TO DO> It is required that all of the data be written out exactly.

ENTRIES>
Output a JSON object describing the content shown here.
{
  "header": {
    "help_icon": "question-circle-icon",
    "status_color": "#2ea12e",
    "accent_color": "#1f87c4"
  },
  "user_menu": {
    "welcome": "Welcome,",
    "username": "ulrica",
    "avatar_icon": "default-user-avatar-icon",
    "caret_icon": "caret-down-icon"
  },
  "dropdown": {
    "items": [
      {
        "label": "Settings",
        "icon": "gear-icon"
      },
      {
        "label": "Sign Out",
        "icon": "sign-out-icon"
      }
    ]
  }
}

WORKED ANSWER>
Output a JSON object describing the content shown here.
{
  "header": {
    "help_icon": "question-circle-icon",
    "status_color": "#2ea12e",
    "accent_color": "#1f87c4"
  },
  "user_menu": {
    "welcome": "Welcome,",
    "username": "ulrica",
    "avatar_icon": "default-user-avatar-icon",
    "caret_icon": "caret-down-icon"
  },
  "dropdown": {
    "items": [
      {
        "label": "Settings",
        "icon": "gear-icon"
      },
      {
        "label": "Sign Out",
        "icon": "sign-out-icon"
      }
    ]
  }
}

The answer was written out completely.